_Exercise brief_. Reproduce the data exactly.
___ The input ___
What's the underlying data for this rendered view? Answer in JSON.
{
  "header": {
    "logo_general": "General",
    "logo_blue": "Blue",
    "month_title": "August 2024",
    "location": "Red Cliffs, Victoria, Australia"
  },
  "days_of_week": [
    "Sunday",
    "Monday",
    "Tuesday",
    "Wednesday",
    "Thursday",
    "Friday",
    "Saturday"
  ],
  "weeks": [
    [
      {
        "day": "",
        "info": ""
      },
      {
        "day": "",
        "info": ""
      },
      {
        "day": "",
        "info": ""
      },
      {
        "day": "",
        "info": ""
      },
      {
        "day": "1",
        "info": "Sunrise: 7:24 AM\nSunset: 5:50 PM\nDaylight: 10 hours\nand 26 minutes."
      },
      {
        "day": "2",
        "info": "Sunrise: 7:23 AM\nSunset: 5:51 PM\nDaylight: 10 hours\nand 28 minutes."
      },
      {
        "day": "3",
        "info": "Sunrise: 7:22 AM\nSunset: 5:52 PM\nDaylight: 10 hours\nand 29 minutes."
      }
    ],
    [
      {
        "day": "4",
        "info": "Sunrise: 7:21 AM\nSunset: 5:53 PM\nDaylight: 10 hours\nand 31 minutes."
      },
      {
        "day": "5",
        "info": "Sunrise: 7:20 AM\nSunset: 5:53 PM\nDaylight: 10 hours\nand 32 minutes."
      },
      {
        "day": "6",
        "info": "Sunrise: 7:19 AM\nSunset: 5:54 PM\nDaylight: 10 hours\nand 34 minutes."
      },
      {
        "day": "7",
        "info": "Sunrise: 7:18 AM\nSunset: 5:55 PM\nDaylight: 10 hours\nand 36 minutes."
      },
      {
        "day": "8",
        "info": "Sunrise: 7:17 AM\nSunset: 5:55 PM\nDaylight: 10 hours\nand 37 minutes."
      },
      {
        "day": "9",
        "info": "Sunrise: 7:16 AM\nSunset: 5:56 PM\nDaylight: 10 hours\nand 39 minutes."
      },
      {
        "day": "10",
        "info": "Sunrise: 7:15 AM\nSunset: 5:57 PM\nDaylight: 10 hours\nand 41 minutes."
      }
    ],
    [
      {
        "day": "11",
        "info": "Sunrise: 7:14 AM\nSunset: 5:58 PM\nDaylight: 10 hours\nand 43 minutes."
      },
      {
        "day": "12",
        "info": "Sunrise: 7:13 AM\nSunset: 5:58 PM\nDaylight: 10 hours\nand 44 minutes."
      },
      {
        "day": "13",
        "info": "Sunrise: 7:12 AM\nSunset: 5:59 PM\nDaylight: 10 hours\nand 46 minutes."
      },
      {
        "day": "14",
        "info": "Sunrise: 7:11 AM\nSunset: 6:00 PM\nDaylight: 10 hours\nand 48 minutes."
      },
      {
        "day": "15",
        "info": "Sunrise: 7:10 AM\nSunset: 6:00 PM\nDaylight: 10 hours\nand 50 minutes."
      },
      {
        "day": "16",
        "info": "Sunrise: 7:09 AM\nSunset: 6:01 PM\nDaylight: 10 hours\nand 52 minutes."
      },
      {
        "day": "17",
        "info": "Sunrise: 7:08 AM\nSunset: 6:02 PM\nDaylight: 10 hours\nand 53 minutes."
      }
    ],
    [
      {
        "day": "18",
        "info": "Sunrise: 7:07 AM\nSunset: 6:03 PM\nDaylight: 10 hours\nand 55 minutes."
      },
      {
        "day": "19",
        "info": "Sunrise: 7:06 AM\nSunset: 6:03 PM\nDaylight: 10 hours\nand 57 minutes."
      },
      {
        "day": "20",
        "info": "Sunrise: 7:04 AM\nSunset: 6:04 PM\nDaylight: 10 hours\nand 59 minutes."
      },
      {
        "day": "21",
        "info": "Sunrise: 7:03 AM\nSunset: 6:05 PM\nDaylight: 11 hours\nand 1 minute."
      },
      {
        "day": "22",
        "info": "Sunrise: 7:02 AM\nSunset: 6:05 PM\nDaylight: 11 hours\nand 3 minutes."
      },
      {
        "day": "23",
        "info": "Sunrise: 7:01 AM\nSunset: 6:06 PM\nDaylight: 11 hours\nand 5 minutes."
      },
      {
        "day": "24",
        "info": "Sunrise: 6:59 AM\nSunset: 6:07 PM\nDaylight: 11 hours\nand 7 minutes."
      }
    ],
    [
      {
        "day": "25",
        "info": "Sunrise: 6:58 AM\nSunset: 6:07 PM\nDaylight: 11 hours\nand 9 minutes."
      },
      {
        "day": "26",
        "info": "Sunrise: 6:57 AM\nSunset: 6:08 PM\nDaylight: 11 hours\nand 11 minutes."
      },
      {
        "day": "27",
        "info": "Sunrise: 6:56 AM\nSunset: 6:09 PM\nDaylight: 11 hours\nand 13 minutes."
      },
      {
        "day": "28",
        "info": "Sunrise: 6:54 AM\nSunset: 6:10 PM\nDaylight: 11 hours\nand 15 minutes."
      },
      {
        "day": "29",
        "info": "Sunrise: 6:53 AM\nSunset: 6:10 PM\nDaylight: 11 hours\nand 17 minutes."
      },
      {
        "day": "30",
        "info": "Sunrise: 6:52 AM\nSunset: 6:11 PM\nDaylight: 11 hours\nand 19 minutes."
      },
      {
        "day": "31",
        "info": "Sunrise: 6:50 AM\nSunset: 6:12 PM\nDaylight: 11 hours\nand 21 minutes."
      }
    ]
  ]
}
___
_Solution_.
What's the underlying data for this rendered view? Answer in JSON.
{
  "header": {
    "logo_general": "General",
    "logo_blue": "Blue",
    "month_title": "August 2024",
    "location": "Red Cliffs, Victoria, Australia"
  },
  "days_of_week": [
    "Sunday",
    "Monday",
    "Tuesday",
    "Wednesday",
    "Thursday",
    "Friday",
    "Saturday"
  ],
  "weeks": [
    [
      {
        "day": "",
        "info": ""
      },
      {
        "day": "",
        "info": ""
      },
      {
        "day": "",
        "info": ""
      },
      {
        "day": "",
        "info": ""
      },
      {
        "day": "1",
        "info": "Sunrise: 7:24 AM\nSunset: 5:50 PM\nDaylight: 10 hours\nand 26 minutes."
      },
      {
        "day": "2",
        "info": "Sunrise: 7:23 AM\nSunset: 5:51 PM\nDaylight: 10 hours\nand 28 minutes."
      },
      {
        "day": "3",
        "info": "Sunrise: 7:22 AM\nSunset: 5:52 PM\nDaylight: 10 hours\nand 29 minutes."
      }
    ],
    [
      {
        "day": "4",
        "info": "Sunrise: 7:21 AM\nSunset: 5:53 PM\nDaylight: 10 hours\nand 31 minutes."
      },
      {
        "day": "5",
        "info": "Sunrise: 7:20 AM\nSunset: 5:53 PM\nDaylight: 10 hours\nand 32 minutes."
      },
      {
        "day": "6",
        "info": "Sunrise: 7:19 AM\nSunset: 5:54 PM\nDaylight: 10 hours\nand 34 minutes."
      },
      {
        "day": "7",
        "info": "Sunrise: 7:18 AM\nSunset: 5:55 PM\nDaylight: 10 hours\nand 36 minutes."
      },
      {
        "day": "8",
        "info": "Sunrise: 7:17 AM\nSunset: 5:55 PM\nDaylight: 10 hours\nand 37 minutes."
      },
      {
        "day": "9",
        "info": "Sunrise: 7:16 AM\nSunset: 5:56 PM\nDaylight: 10 hours\nand 39 minutes."
      },
      {
        "day": "10",
        "info": "Sunrise: 7:15 AM\nSunset: 5:57 PM\nDaylight: 10 hours\nand 41 minutes."
      }
    ],
    [
      {
        "day": "11",
        "info": "Sunrise: 7:14 AM\nSunset: 5:58 PM\nDaylight: 10 hours\nand 43 minutes."
      },
      {
        "day": "12",
        "info": "Sunrise: 7:13 AM\nSunset: 5:58 PM\nDaylight: 10 hours\nand 44 minutes."
      },
      {
        "day": "13",
        "info": "Sunrise: 7:12 AM\nSunset: 5:59 PM\nDaylight: 10 hours\nand 46 minutes."
      },
      {
        "day": "14",
        "info": "Sunrise: 7:11 AM\nSunset: 6:00 PM\nDaylight: 10 hours\nand 48 minutes."
      },
      {
        "day": "15",
        "info": "Sunrise: 7:10 AM\nSunset: 6:00 PM\nDaylight: 10 hours\nand 50 minutes."
      },
      {
        "day": "16",
        "info": "Sunrise: 7:09 AM\nSunset: 6:01 PM\nDaylight: 10 hours\nand 52 minutes."
      },
      {
        "day": "17",
        "info": "Sunrise: 7:08 AM\nSunset: 6:02 PM\nDaylight: 10 hours\nand 53 minutes."
      }
    ],
    [
      {
        "day": "18",
        "info": "Sunrise: 7:07 AM\nSunset: 6:03 PM\nDaylight: 10 hours\nand 55 minutes."
      },
      {
        "day": "19",
        "info": "Sunrise: 7:06 AM\nSunset: 6:03 PM\nDaylight: 10 hours\nand 57 minutes."
      },
      {
        "day": "20",
        "info": "Sunrise: 7:04 AM\nSunset: 6:04 PM\nDaylight: 10 hours\nand 59 minutes."
      },
      {
        "day": "21",
        "info": "Sunrise: 7:03 AM\nSunset: 6:05 PM\nDaylight: 11 hours\nand 1 minute."
      },
      {
        "day": "22",
        "info": "Sunrise: 7:02 AM\nSunset: 6:05 PM\nDaylight: 11 hours\nand 3 minutes."
      },
      {
        "day": "23",
        "info": "Sunrise: 7:01 AM\nSunset: 6:06 PM\nDaylight: 11 hours\nand 5 minutes."
      },
      {
        "day": "24",
        "info": "Sunrise: 6:59 AM\nSunset: 6:07 PM\nDaylight: 11 hours\nand 7 minutes."
      }
    ],
    [
      {
        "day": "25",
        "info": "Sunrise: 6:58 AM\nSunset: 6:07 PM\nDaylight: 11 hours\nand 9 minutes."
      },
      {
        "day": "26",
        "info": "Sunrise: 6:57 AM\nSunset: 6:08 PM\nDaylight: 11 hours\nand 11 minutes."
      },
      {
        "day": "27",
        "info": "Sunrise: 6:56 AM\nSunset: 6:09 PM\nDaylight: 11 hours\nand 13 minutes."
      },
      {
        "day": "28",
        "info": "Sunrise: 6:54 AM\nSunset: 6:10 PM\nDaylight: 11 hours\nand 15 minutes."
      },
      {
        "day": "29",
        "info": "Sunrise: 6:53 AM\nSunset: 6:10 PM\nDaylight: 11 hours\nand 17 minutes."
      },
      {
        "day": "30",
        "info": "Sunrise: 6:52 AM\nSunset: 6:11 PM\nDaylight: 11 hours\nand 19 minutes."
      },
      {
        "day": "31",
        "info": "Sunrise: 6:50 AM\nSunset: 6:12 PM\nDaylight: 11 hours\nand 21 minutes."
      }
    ]
  ]
}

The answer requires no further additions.